* **Exercise description**: Find out how many lines of the material contain the string "present" and give only that figure.

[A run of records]
========================================================================
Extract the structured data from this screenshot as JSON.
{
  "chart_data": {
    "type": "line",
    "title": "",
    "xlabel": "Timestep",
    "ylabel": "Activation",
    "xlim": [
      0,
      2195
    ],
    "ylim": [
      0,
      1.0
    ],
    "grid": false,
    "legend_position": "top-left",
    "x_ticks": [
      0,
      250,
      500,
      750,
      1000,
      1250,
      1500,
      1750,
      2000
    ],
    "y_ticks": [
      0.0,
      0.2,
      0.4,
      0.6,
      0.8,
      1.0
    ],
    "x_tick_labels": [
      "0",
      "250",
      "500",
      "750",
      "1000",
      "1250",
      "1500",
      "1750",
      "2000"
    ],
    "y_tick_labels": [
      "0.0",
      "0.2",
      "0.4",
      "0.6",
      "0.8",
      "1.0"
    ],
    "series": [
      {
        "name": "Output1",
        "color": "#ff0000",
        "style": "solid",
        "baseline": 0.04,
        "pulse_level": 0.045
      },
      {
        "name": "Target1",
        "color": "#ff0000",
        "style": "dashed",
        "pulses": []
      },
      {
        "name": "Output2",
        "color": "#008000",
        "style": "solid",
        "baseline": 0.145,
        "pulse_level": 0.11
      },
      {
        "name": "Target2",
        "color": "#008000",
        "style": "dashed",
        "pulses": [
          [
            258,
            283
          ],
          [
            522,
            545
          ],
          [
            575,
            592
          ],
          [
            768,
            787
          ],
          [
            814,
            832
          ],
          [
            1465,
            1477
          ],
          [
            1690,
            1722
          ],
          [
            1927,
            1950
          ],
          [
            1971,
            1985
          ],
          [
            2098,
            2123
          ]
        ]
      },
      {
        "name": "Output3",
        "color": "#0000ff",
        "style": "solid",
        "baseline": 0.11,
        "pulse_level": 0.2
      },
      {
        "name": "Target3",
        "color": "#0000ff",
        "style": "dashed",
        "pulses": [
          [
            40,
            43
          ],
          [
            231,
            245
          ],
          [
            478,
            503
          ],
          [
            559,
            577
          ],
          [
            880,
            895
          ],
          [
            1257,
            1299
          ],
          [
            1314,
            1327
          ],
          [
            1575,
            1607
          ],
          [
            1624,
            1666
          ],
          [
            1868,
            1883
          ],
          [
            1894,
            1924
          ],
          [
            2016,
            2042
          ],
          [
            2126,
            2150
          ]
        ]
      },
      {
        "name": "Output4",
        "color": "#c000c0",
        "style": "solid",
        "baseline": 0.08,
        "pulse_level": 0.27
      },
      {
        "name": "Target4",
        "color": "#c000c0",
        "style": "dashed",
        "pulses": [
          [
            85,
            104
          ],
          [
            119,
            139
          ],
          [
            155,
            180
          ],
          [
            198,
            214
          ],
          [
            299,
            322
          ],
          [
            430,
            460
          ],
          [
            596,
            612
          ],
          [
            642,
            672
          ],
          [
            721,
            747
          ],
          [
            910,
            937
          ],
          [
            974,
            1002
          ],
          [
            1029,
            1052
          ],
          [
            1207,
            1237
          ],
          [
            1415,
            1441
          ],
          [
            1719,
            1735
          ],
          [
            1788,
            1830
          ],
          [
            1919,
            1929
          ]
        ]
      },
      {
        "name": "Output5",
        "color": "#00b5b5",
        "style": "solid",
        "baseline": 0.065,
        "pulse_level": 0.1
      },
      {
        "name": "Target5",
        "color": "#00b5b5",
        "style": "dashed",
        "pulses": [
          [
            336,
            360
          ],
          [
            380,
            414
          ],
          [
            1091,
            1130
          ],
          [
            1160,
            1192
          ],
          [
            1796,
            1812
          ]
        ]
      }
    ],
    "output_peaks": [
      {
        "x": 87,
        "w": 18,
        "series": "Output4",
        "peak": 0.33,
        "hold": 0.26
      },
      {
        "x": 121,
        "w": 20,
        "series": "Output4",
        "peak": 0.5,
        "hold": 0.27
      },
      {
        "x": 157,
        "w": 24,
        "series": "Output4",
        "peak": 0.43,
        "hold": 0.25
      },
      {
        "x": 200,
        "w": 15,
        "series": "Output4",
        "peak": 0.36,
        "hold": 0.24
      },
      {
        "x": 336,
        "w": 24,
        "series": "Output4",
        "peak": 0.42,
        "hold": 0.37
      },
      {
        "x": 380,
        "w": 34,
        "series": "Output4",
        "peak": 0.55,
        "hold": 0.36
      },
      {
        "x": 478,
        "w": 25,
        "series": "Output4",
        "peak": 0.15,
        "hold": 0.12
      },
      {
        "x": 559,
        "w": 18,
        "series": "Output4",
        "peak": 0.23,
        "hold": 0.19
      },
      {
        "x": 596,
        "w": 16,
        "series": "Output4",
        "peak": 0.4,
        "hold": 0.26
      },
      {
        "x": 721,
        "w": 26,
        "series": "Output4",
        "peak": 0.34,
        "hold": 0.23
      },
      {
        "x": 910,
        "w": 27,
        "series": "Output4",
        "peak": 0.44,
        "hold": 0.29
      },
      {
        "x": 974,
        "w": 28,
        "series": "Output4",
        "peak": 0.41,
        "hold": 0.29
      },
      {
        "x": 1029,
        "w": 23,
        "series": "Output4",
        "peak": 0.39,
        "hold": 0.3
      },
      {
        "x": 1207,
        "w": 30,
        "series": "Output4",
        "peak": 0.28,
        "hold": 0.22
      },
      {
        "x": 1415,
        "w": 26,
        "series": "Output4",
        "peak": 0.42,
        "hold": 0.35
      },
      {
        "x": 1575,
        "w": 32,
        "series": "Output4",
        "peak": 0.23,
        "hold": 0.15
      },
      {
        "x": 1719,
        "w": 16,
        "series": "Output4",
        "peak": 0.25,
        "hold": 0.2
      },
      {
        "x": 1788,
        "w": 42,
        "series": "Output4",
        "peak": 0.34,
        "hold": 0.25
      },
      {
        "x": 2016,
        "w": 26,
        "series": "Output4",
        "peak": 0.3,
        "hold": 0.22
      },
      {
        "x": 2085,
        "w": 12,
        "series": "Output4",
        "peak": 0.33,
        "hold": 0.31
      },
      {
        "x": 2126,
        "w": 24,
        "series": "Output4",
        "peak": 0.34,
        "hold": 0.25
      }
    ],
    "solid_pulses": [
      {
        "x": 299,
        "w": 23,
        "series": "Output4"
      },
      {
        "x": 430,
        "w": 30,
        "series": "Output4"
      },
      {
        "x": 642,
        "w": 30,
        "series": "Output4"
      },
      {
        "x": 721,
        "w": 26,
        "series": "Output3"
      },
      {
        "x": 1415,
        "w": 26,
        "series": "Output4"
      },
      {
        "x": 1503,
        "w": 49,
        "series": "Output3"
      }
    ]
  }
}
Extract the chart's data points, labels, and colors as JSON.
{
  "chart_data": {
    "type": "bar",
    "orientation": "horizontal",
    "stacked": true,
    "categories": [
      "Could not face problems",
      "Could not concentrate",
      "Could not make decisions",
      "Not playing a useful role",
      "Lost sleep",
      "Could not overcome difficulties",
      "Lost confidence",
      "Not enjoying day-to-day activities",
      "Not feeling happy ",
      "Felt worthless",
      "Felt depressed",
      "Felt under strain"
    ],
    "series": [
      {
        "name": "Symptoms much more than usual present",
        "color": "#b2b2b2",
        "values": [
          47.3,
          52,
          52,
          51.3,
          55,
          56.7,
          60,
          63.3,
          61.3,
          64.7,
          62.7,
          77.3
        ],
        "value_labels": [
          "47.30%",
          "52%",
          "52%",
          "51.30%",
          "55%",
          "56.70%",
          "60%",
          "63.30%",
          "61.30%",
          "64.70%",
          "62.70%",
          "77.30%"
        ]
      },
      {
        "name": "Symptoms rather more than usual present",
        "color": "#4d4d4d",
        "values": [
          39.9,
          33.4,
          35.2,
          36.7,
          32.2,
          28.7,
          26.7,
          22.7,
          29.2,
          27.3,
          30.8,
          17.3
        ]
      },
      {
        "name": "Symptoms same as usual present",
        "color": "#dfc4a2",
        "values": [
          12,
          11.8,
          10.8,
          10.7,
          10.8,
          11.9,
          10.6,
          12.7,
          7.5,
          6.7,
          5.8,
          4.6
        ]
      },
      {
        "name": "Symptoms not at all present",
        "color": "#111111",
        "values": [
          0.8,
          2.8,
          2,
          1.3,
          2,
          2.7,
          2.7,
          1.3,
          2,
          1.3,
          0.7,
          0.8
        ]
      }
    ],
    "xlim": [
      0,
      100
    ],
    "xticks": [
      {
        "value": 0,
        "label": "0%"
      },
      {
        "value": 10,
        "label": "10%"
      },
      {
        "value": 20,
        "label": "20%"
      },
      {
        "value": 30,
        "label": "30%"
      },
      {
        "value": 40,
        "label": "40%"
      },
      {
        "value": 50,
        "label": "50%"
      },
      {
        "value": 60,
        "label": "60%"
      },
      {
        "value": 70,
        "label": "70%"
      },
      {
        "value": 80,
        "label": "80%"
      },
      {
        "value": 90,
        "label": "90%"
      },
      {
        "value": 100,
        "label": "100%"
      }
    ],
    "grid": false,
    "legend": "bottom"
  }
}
========================================================================
* **Exercise output**: 4